EXERCISE INSTRUCTIONS —
Pictures should be excluded; otherwise, copy every entry exactly.

EXERCISE MATERIALS —
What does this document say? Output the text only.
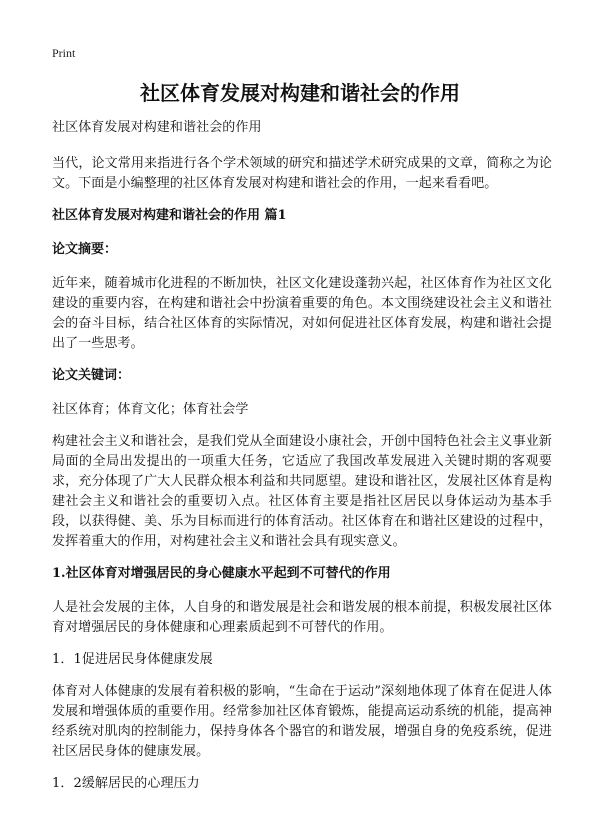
Print
社区体育发展对构建和谐社会的作用

社区体育发展对构建和谐社会的作用

当代，论文常用来指进行各个学术领域的研究和描述学术研究成果的文章，简称之为论文。下面是小编整理的社区体育发展对构建和谐社会的作用，一起来看看吧。

社区体育发展对构建和谐社会的作用 篇1

论文摘要：

近年来，随着城市化进程的不断加快，社区文化建设蓬勃兴起，社区体育作为社区文化建设的重要内容，在构建和谐社会中扮演着重要的角色。本文围绕建设社会主义和谐社会的奋斗目标，结合社区体育的实际情况，对如何促进社区体育发展，构建和谐社会提出了一些思考。

论文关键词：

社区体育；体育文化；体育社会学

构建社会主义和谐社会，是我们党从全面建设小康社会，开创中国特色社会主义事业新局面的全局出发提出的一项重大任务，它适应了我国改革发展进入关键时期的客观要求，充分体现了广大人民群众根本利益和共同愿望。建设和谐社区，发展社区体育是构建社会主义和谐社会的重要切入点。社区体育主要是指社区居民以身体运动为基本手段，以获得健、美、乐为目标而进行的体育活动。社区体育在和谐社区建设的过程中，发挥着重大的作用，对构建社会主义和谐社会具有现实意义。

1.社区体育对增强居民的身心健康水平起到不可替代的作用

人是社会发展的主体，人自身的和谐发展是社会和谐发展的根本前提，积极发展社区体育对增强居民的身体健康和心理素质起到不可替代的作用。

1．1促进居民身体健康发展

体育对人体健康的发展有着积极的影响，“生命在于运动”深刻地体现了体育在促进人体发展和增强体质的重要作用。经常参加社区体育锻炼，能提高运动系统的机能，提高神经系统对肌肉的控制能力，保持身体各个器官的和谐发展，增强自身的免疫系统，促进社区居民身体的健康发展。

1．2缓解居民的心理压力
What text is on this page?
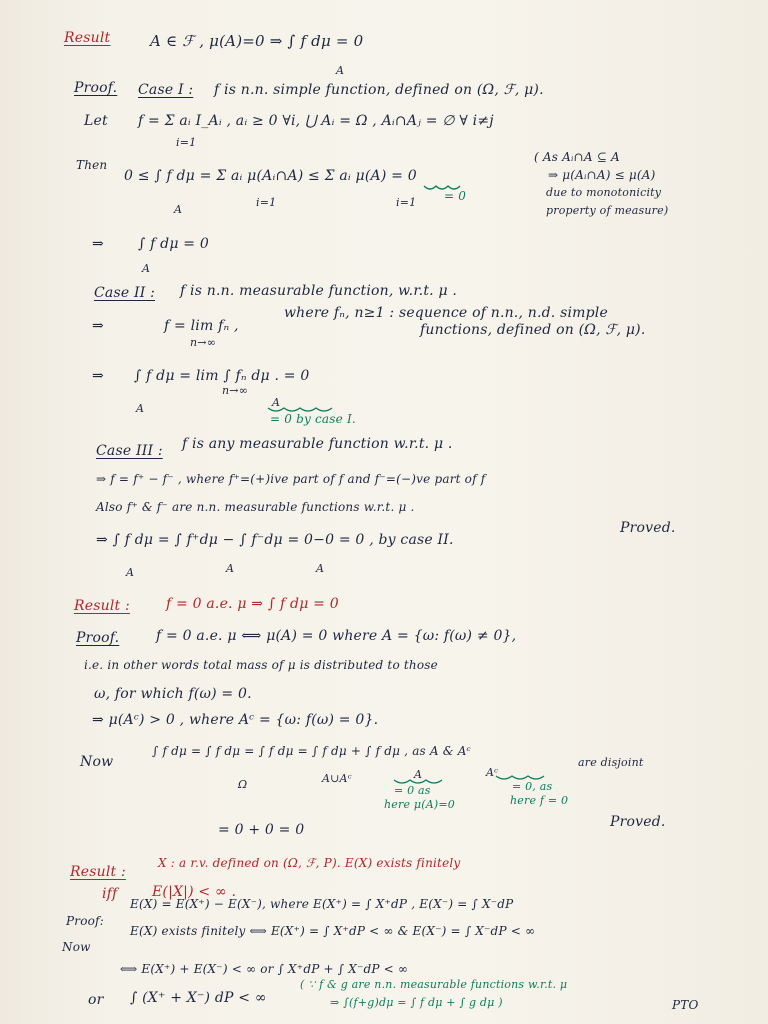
Result	A ∈ ℱ , μ(A)=0 ⇒ ∫ f dμ = 0
A
Proof. Case I : f is n.n. simple function, defined on (Ω, ℱ, μ).
Let f = Σ aᵢ I_Aᵢ , aᵢ ≥ 0 ∀i, ⋃ Aᵢ = Ω , Aᵢ∩Aⱼ = ∅ ∀ i≠j
i=1
Then
0 ≤ ∫ f dμ = Σ aᵢ μ(Aᵢ∩A) ≤ Σ aᵢ μ(A) = 0
A
i=1	i=1 = 0
( As Aᵢ∩A ⊆ A
⇒ μ(Aᵢ∩A) ≤ μ(A)
due to monotonicity
property of measure)
⇒ ∫ f dμ = 0
A
Case II : f is n.n. measurable function, w.r.t. μ .
⇒	f = lim fₙ ,
n→∞
where fₙ, n≥1 : sequence of n.n., n.d. simple
functions, defined on (Ω, ℱ, μ).
⇒ ∫ f dμ = lim ∫ fₙ dμ . = 0
A
n→∞
A
= 0 by case I.
Case III : f is any measurable function w.r.t. μ .
⇒ f = f⁺ − f⁻ , where f⁺=(+)ive part of f and f⁻=(−)ve part of f
Also f⁺ & f⁻ are n.n. measurable functions w.r.t. μ .
⇒ ∫ f dμ = ∫ f⁺dμ − ∫ f⁻dμ = 0−0 = 0 , by case II.
Proved.
A	A	A
Result :	f = 0 a.e. μ ⇒ ∫ f dμ = 0
Proof.	f = 0 a.e. μ ⟺ μ(A) = 0 where A = {ω: f(ω) ≠ 0},
i.e. in other words total mass of μ is distributed to those
ω, for which f(ω) = 0.
⇒ μ(Aᶜ) > 0 , where Aᶜ = {ω: f(ω) = 0}.
Now
∫ f dμ = ∫ f dμ = ∫ f dμ = ∫ f dμ + ∫ f dμ , as A & Aᶜ
are disjoint
Ω	A∪Aᶜ	A	Aᶜ
= 0 as
here μ(A)=0
= 0, as
here f = 0
= 0 + 0 = 0	Proved.
Result :
X : a r.v. defined on (Ω, ℱ, P). E(X) exists finitely
iff E(|X|) < ∞ .
Proof:
E(X) = E(X⁺) − E(X⁻), where E(X⁺) = ∫ X⁺dP , E(X⁻) = ∫ X⁻dP
Now
E(X) exists finitely ⟺ E(X⁺) = ∫ X⁺dP < ∞ & E(X⁻) = ∫ X⁻dP < ∞
⟺ E(X⁺) + E(X⁻) < ∞ or ∫ X⁺dP + ∫ X⁻dP < ∞
or ∫ (X⁺ + X⁻) dP < ∞
( ∵ f & g are n.n. measurable functions w.r.t. μ
⇒ ∫(f+g)dμ = ∫ f dμ + ∫ g dμ )	PTO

CORRECT OUTPUT —
What does this document say? Output the text only.
Print
社区体育发展对构建和谐社会的作用

社区体育发展对构建和谐社会的作用

当代，论文常用来指进行各个学术领域的研究和描述学术研究成果的文章，简称之为论文。下面是小编整理的社区体育发展对构建和谐社会的作用，一起来看看吧。

社区体育发展对构建和谐社会的作用 篇1

论文摘要：

近年来，随着城市化进程的不断加快，社区文化建设蓬勃兴起，社区体育作为社区文化建设的重要内容，在构建和谐社会中扮演着重要的角色。本文围绕建设社会主义和谐社会的奋斗目标，结合社区体育的实际情况，对如何促进社区体育发展，构建和谐社会提出了一些思考。

论文关键词：

社区体育；体育文化；体育社会学

构建社会主义和谐社会，是我们党从全面建设小康社会，开创中国特色社会主义事业新局面的全局出发提出的一项重大任务，它适应了我国改革发展进入关键时期的客观要求，充分体现了广大人民群众根本利益和共同愿望。建设和谐社区，发展社区体育是构建社会主义和谐社会的重要切入点。社区体育主要是指社区居民以身体运动为基本手段，以获得健、美、乐为目标而进行的体育活动。社区体育在和谐社区建设的过程中，发挥着重大的作用，对构建社会主义和谐社会具有现实意义。

1.社区体育对增强居民的身心健康水平起到不可替代的作用

人是社会发展的主体，人自身的和谐发展是社会和谐发展的根本前提，积极发展社区体育对增强居民的身体健康和心理素质起到不可替代的作用。

1．1促进居民身体健康发展

体育对人体健康的发展有着积极的影响，“生命在于运动”深刻地体现了体育在促进人体发展和增强体质的重要作用。经常参加社区体育锻炼，能提高运动系统的机能，提高神经系统对肌肉的控制能力，保持身体各个器官的和谐发展，增强自身的免疫系统，促进社区居民身体的健康发展。

1．2缓解居民的心理压力
What text is on this page?
Result	A ∈ ℱ , μ(A)=0 ⇒ ∫ f dμ = 0
A
Proof. Case I : f is n.n. simple function, defined on (Ω, ℱ, μ).
Let f = Σ aᵢ I_Aᵢ , aᵢ ≥ 0 ∀i, ⋃ Aᵢ = Ω , Aᵢ∩Aⱼ = ∅ ∀ i≠j
i=1
Then
0 ≤ ∫ f dμ = Σ aᵢ μ(Aᵢ∩A) ≤ Σ aᵢ μ(A) = 0
A
i=1	i=1 = 0
( As Aᵢ∩A ⊆ A
⇒ μ(Aᵢ∩A) ≤ μ(A)
due to monotonicity
property of measure)
⇒ ∫ f dμ = 0
A
Case II : f is n.n. measurable function, w.r.t. μ .
⇒	f = lim fₙ ,
n→∞
where fₙ, n≥1 : sequence of n.n., n.d. simple
functions, defined on (Ω, ℱ, μ).
⇒ ∫ f dμ = lim ∫ fₙ dμ . = 0
A
n→∞
A
= 0 by case I.
Case III : f is any measurable function w.r.t. μ .
⇒ f = f⁺ − f⁻ , where f⁺=(+)ive part of f and f⁻=(−)ve part of f
Also f⁺ & f⁻ are n.n. measurable functions w.r.t. μ .
⇒ ∫ f dμ = ∫ f⁺dμ − ∫ f⁻dμ = 0−0 = 0 , by case II.
Proved.
A	A	A
Result :	f = 0 a.e. μ ⇒ ∫ f dμ = 0
Proof.	f = 0 a.e. μ ⟺ μ(A) = 0 where A = {ω: f(ω) ≠ 0},
i.e. in other words total mass of μ is distributed to those
ω, for which f(ω) = 0.
⇒ μ(Aᶜ) > 0 , where Aᶜ = {ω: f(ω) = 0}.
Now
∫ f dμ = ∫ f dμ = ∫ f dμ = ∫ f dμ + ∫ f dμ , as A & Aᶜ
are disjoint
Ω	A∪Aᶜ	A	Aᶜ
= 0 as
here μ(A)=0
= 0, as
here f = 0
= 0 + 0 = 0	Proved.
Result :
X : a r.v. defined on (Ω, ℱ, P). E(X) exists finitely
iff E(|X|) < ∞ .
Proof:
E(X) = E(X⁺) − E(X⁻), where E(X⁺) = ∫ X⁺dP , E(X⁻) = ∫ X⁻dP
Now
E(X) exists finitely ⟺ E(X⁺) = ∫ X⁺dP < ∞ & E(X⁻) = ∫ X⁻dP < ∞
⟺ E(X⁺) + E(X⁻) < ∞ or ∫ X⁺dP + ∫ X⁻dP < ∞
or ∫ (X⁺ + X⁻) dP < ∞
( ∵ f & g are n.n. measurable functions w.r.t. μ
⇒ ∫(f+g)dμ = ∫ f dμ + ∫ g dμ )	PTO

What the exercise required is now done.